==== Records provided ====
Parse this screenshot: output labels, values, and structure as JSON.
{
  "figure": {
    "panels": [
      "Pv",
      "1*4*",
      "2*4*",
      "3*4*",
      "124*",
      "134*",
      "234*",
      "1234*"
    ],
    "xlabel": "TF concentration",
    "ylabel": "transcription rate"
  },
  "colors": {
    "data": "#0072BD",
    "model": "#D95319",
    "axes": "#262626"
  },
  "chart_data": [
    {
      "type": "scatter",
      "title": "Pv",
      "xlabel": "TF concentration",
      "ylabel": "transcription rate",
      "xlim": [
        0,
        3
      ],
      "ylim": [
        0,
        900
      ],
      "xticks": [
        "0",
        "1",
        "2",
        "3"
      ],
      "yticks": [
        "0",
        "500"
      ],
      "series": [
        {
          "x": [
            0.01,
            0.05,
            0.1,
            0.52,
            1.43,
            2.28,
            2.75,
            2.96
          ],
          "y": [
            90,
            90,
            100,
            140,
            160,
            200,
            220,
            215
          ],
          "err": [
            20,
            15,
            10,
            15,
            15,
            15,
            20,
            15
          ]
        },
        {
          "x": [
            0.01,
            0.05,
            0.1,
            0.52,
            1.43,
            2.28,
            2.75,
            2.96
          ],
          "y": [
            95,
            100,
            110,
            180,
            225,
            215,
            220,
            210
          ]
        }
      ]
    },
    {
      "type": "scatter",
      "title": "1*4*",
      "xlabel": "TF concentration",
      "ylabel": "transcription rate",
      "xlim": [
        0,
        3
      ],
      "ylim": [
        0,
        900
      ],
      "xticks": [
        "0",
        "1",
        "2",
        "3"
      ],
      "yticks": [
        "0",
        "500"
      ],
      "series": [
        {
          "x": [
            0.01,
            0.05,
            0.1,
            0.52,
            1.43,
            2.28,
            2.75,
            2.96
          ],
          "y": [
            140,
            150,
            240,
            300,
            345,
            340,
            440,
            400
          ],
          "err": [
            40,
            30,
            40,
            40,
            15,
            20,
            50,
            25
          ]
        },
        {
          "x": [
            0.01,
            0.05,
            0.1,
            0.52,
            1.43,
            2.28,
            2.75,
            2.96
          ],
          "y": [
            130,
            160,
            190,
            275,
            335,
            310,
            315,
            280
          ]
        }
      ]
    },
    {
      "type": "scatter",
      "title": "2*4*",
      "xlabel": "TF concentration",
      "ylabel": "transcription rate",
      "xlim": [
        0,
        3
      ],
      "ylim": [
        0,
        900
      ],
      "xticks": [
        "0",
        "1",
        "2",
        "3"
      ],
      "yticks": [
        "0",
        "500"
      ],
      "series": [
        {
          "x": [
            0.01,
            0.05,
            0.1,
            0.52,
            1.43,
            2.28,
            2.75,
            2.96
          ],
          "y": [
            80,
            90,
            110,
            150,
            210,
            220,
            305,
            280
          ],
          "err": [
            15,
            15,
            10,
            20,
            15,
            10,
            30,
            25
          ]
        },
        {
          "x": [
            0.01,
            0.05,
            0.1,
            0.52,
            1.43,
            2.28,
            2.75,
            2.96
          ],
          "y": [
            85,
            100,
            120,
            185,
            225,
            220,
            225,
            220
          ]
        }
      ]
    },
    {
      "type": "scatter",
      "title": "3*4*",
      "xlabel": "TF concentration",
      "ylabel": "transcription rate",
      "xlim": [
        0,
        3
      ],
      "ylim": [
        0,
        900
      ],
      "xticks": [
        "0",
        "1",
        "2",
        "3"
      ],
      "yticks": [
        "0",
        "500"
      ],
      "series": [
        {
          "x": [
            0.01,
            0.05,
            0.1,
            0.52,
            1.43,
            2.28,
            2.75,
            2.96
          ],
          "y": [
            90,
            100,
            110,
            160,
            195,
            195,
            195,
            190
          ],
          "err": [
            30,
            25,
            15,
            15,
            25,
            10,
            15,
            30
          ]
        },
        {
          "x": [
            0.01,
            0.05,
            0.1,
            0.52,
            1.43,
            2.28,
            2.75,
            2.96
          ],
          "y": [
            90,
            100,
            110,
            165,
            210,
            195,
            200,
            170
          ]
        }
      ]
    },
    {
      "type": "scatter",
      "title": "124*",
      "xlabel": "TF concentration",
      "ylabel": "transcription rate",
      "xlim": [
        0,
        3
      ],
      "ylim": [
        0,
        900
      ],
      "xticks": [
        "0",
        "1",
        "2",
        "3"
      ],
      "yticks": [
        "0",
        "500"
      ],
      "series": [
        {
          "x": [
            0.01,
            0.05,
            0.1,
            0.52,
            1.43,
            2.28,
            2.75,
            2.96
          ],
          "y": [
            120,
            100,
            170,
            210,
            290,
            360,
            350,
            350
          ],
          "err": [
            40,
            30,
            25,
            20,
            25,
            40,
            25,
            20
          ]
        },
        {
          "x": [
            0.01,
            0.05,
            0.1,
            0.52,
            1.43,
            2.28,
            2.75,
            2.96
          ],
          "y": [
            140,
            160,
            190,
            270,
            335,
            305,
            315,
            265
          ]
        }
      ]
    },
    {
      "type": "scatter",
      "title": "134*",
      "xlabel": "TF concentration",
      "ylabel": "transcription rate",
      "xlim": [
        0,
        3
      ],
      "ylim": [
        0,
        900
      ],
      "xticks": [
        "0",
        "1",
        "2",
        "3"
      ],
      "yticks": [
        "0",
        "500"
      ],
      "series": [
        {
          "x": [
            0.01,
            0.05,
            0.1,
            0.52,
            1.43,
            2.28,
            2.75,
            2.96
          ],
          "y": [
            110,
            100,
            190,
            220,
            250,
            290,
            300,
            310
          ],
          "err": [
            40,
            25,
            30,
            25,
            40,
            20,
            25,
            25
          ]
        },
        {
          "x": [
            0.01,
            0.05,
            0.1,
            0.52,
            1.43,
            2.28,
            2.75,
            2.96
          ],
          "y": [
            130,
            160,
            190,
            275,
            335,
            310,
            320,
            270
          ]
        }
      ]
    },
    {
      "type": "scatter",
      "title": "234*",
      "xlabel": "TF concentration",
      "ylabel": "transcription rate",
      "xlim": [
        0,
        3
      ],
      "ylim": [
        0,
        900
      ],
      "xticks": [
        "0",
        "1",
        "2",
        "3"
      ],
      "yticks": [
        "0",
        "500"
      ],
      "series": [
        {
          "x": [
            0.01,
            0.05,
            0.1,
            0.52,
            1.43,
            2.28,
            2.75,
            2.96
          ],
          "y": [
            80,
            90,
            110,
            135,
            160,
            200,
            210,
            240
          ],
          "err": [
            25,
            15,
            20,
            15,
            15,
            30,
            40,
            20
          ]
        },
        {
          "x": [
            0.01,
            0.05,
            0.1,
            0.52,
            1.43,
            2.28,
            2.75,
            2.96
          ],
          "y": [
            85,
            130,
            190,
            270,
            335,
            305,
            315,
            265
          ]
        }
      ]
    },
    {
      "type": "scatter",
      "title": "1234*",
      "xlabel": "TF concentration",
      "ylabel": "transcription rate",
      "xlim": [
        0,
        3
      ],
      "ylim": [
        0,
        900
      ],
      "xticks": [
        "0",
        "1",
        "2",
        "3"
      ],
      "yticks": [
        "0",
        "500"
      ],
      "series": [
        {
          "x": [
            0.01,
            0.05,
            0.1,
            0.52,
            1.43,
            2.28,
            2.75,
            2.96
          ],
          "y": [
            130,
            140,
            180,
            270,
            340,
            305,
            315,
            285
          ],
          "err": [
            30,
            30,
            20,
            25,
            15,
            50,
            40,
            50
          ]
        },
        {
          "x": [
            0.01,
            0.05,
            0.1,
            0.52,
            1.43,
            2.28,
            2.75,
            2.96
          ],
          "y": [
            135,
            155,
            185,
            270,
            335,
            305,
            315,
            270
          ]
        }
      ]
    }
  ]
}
====
Repeat each of the entries above precisely as given.

Parse this screenshot: output labels, values, and structure as JSON.
{
  "figure": {
    "panels": [
      "Pv",
      "1*4*",
      "2*4*",
      "3*4*",
      "124*",
      "134*",
      "234*",
      "1234*"
    ],
    "xlabel": "TF concentration",
    "ylabel": "transcription rate"
  },
  "colors": {
    "data": "#0072BD",
    "model": "#D95319",
    "axes": "#262626"
  },
  "chart_data": [
    {
      "type": "scatter",
      "title": "Pv",
      "xlabel": "TF concentration",
      "ylabel": "transcription rate",
      "xlim": [
        0,
        3
      ],
      "ylim": [
        0,
        900
      ],
      "xticks": [
        "0",
        "1",
        "2",
        "3"
      ],
      "yticks": [
        "0",
        "500"
      ],
      "series": [
        {
          "x": [
            0.01,
            0.05,
            0.1,
            0.52,
            1.43,
            2.28,
            2.75,
            2.96
          ],
          "y": [
            90,
            90,
            100,
            140,
            160,
            200,
            220,
            215
          ],
          "err": [
            20,
            15,
            10,
            15,
            15,
            15,
            20,
            15
          ]
        },
        {
          "x": [
            0.01,
            0.05,
            0.1,
            0.52,
            1.43,
            2.28,
            2.75,
            2.96
          ],
          "y": [
            95,
            100,
            110,
            180,
            225,
            215,
            220,
            210
          ]
        }
      ]
    },
    {
      "type": "scatter",
      "title": "1*4*",
      "xlabel": "TF concentration",
      "ylabel": "transcription rate",
      "xlim": [
        0,
        3
      ],
      "ylim": [
        0,
        900
      ],
      "xticks": [
        "0",
        "1",
        "2",
        "3"
      ],
      "yticks": [
        "0",
        "500"
      ],
      "series": [
        {
          "x": [
            0.01,
            0.05,
            0.1,
            0.52,
            1.43,
            2.28,
            2.75,
            2.96
          ],
          "y": [
            140,
            150,
            240,
            300,
            345,
            340,
            440,
            400
          ],
          "err": [
            40,
            30,
            40,
            40,
            15,
            20,
            50,
            25
          ]
        },
        {
          "x": [
            0.01,
            0.05,
            0.1,
            0.52,
            1.43,
            2.28,
            2.75,
            2.96
          ],
          "y": [
            130,
            160,
            190,
            275,
            335,
            310,
            315,
            280
          ]
        }
      ]
    },
    {
      "type": "scatter",
      "title": "2*4*",
      "xlabel": "TF concentration",
      "ylabel": "transcription rate",
      "xlim": [
        0,
        3
      ],
      "ylim": [
        0,
        900
      ],
      "xticks": [
        "0",
        "1",
        "2",
        "3"
      ],
      "yticks": [
        "0",
        "500"
      ],
      "series": [
        {
          "x": [
            0.01,
            0.05,
            0.1,
            0.52,
            1.43,
            2.28,
            2.75,
            2.96
          ],
          "y": [
            80,
            90,
            110,
            150,
            210,
            220,
            305,
            280
          ],
          "err": [
            15,
            15,
            10,
            20,
            15,
            10,
            30,
            25
          ]
        },
        {
          "x": [
            0.01,
            0.05,
            0.1,
            0.52,
            1.43,
            2.28,
            2.75,
            2.96
          ],
          "y": [
            85,
            100,
            120,
            185,
            225,
            220,
            225,
            220
          ]
        }
      ]
    },
    {
      "type": "scatter",
      "title": "3*4*",
      "xlabel": "TF concentration",
      "ylabel": "transcription rate",
      "xlim": [
        0,
        3
      ],
      "ylim": [
        0,
        900
      ],
      "xticks": [
        "0",
        "1",
        "2",
        "3"
      ],
      "yticks": [
        "0",
        "500"
      ],
      "series": [
        {
          "x": [
            0.01,
            0.05,
            0.1,
            0.52,
            1.43,
            2.28,
            2.75,
            2.96
          ],
          "y": [
            90,
            100,
            110,
            160,
            195,
            195,
            195,
            190
          ],
          "err": [
            30,
            25,
            15,
            15,
            25,
            10,
            15,
            30
          ]
        },
        {
          "x": [
            0.01,
            0.05,
            0.1,
            0.52,
            1.43,
            2.28,
            2.75,
            2.96
          ],
          "y": [
            90,
            100,
            110,
            165,
            210,
            195,
            200,
            170
          ]
        }
      ]
    },
    {
      "type": "scatter",
      "title": "124*",
      "xlabel": "TF concentration",
      "ylabel": "transcription rate",
      "xlim": [
        0,
        3
      ],
      "ylim": [
        0,
        900
      ],
      "xticks": [
        "0",
        "1",
        "2",
        "3"
      ],
      "yticks": [
        "0",
        "500"
      ],
      "series": [
        {
          "x": [
            0.01,
            0.05,
            0.1,
            0.52,
            1.43,
            2.28,
            2.75,
            2.96
          ],
          "y": [
            120,
            100,
            170,
            210,
            290,
            360,
            350,
            350
          ],
          "err": [
            40,
            30,
            25,
            20,
            25,
            40,
            25,
            20
          ]
        },
        {
          "x": [
            0.01,
            0.05,
            0.1,
            0.52,
            1.43,
            2.28,
            2.75,
            2.96
          ],
          "y": [
            140,
            160,
            190,
            270,
            335,
            305,
            315,
            265
          ]
        }
      ]
    },
    {
      "type": "scatter",
      "title": "134*",
      "xlabel": "TF concentration",
      "ylabel": "transcription rate",
      "xlim": [
        0,
        3
      ],
      "ylim": [
        0,
        900
      ],
      "xticks": [
        "0",
        "1",
        "2",
        "3"
      ],
      "yticks": [
        "0",
        "500"
      ],
      "series": [
        {
          "x": [
            0.01,
            0.05,
            0.1,
            0.52,
            1.43,
            2.28,
            2.75,
            2.96
          ],
          "y": [
            110,
            100,
            190,
            220,
            250,
            290,
            300,
            310
          ],
          "err": [
            40,
            25,
            30,
            25,
            40,
            20,
            25,
            25
          ]
        },
        {
          "x": [
            0.01,
            0.05,
            0.1,
            0.52,
            1.43,
            2.28,
            2.75,
            2.96
          ],
          "y": [
            130,
            160,
            190,
            275,
            335,
            310,
            320,
            270
          ]
        }
      ]
    },
    {
      "type": "scatter",
      "title": "234*",
      "xlabel": "TF concentration",
      "ylabel": "transcription rate",
      "xlim": [
        0,
        3
      ],
      "ylim": [
        0,
        900
      ],
      "xticks": [
        "0",
        "1",
        "2",
        "3"
      ],
      "yticks": [
        "0",
        "500"
      ],
      "series": [
        {
          "x": [
            0.01,
            0.05,
            0.1,
            0.52,
            1.43,
            2.28,
            2.75,
            2.96
          ],
          "y": [
            80,
            90,
            110,
            135,
            160,
            200,
            210,
            240
          ],
          "err": [
            25,
            15,
            20,
            15,
            15,
            30,
            40,
            20
          ]
        },
        {
          "x": [
            0.01,
            0.05,
            0.1,
            0.52,
            1.43,
            2.28,
            2.75,
            2.96
          ],
          "y": [
            85,
            130,
            190,
            270,
            335,
            305,
            315,
            265
          ]
        }
      ]
    },
    {
      "type": "scatter",
      "title": "1234*",
      "xlabel": "TF concentration",
      "ylabel": "transcription rate",
      "xlim": [
        0,
        3
      ],
      "ylim": [
        0,
        900
      ],
      "xticks": [
        "0",
        "1",
        "2",
        "3"
      ],
      "yticks": [
        "0",
        "500"
      ],
      "series": [
        {
          "x": [
            0.01,
            0.05,
            0.1,
            0.52,
            1.43,
            2.28,
            2.75,
            2.96
          ],
          "y": [
            130,
            140,
            180,
            270,
            340,
            305,
            315,
            285
          ],
          "err": [
            30,
            30,
            20,
            25,
            15,
            50,
            40,
            50
          ]
        },
        {
          "x": [
            0.01,
            0.05,
            0.1,
            0.52,
            1.43,
            2.28,
            2.75,
            2.96
          ],
          "y": [
            135,
            155,
            185,
            270,
            335,
            305,
            315,
            270
          ]
        }
      ]
    }
  ]
}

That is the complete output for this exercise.